### DATA ENTRIES

* BEGIN *

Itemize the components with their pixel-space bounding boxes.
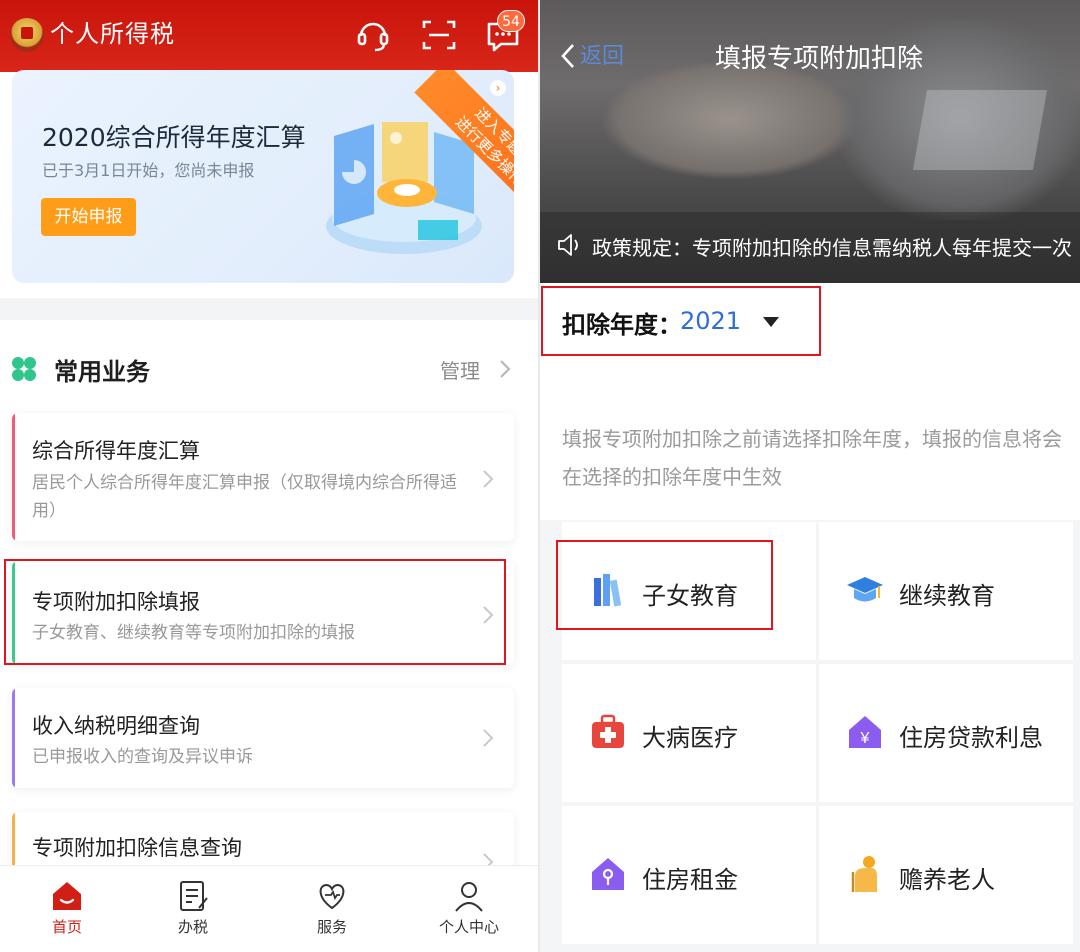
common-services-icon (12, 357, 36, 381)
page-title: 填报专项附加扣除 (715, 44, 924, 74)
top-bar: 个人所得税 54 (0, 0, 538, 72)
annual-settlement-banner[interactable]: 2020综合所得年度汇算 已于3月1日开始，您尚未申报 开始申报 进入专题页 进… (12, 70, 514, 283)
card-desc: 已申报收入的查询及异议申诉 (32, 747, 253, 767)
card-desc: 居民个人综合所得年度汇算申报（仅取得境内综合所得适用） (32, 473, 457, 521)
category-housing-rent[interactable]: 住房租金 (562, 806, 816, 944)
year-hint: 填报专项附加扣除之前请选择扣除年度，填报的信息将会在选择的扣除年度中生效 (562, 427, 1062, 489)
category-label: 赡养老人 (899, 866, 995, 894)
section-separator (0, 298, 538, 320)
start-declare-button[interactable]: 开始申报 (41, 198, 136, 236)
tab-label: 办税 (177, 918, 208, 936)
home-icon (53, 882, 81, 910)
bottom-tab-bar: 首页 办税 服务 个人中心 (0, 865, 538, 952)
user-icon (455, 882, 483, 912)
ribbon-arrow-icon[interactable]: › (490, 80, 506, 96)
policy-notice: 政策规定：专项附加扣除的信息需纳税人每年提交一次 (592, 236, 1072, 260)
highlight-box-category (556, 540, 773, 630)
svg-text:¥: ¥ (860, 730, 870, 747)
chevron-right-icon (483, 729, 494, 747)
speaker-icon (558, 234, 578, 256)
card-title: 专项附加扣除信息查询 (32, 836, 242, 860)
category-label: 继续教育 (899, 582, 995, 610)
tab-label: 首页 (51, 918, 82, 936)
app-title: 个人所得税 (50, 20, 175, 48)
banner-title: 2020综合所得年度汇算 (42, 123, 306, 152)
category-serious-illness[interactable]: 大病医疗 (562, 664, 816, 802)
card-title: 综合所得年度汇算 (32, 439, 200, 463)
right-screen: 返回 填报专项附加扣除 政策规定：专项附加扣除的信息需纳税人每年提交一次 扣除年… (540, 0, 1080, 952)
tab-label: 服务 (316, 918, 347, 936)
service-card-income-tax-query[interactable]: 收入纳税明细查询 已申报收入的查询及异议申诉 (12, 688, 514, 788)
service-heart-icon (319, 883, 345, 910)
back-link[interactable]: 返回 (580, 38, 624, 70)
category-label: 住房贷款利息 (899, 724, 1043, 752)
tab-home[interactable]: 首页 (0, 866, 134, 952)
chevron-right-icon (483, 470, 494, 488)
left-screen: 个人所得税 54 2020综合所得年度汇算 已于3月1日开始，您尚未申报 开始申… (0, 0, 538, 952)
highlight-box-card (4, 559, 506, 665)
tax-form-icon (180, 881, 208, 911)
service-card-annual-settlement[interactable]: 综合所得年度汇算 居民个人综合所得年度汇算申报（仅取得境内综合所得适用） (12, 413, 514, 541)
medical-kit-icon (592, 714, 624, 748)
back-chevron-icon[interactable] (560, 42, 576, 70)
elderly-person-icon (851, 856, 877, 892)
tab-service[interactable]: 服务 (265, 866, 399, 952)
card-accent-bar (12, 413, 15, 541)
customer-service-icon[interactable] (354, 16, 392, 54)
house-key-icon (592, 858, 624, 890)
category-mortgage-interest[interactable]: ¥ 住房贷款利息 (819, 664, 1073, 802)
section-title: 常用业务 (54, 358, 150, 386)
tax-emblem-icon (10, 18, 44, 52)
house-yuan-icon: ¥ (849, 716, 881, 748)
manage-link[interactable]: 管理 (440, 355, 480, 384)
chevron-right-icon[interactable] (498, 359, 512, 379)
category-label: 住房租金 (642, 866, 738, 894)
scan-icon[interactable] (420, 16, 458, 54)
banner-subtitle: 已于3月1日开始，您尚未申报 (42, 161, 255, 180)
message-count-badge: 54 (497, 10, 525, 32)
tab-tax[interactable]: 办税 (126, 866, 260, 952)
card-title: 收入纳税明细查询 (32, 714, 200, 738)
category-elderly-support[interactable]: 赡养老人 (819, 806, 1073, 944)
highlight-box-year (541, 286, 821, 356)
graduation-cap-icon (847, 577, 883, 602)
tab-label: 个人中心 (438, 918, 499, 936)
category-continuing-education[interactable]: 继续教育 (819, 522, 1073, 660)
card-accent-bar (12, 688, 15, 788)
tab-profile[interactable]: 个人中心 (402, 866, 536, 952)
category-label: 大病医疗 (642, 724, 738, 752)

* END *
* BEGIN *

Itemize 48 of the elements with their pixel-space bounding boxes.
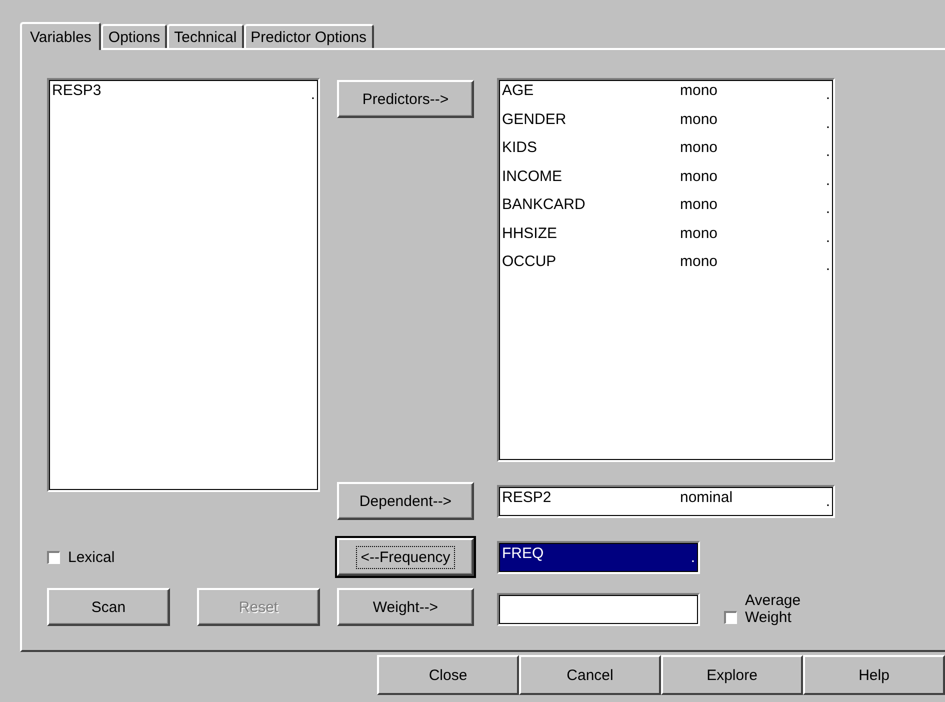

* END *

### WRITTEN EXERCISE
Format the lines from the one containing "Itemize the components" through the one containing "70, 514, 283)" as a JSON list of strings, one string per line, with blank lines left out. Omit the picture from the list.

### FINAL ANSWER
[
  "Itemize the components with their pixel-space bounding boxes.",
  "common-services-icon (12, 357, 36, 381)",
  "page-title: 填报专项附加扣除 (715, 44, 924, 74)",
  "top-bar: 个人所得税 54 (0, 0, 538, 72)",
  "annual-settlement-banner[interactable]: 2020综合所得年度汇算 已于3月1日开始，您尚未申报 开始申报 进入专题页 进… (12, 70, 514, 283)"
]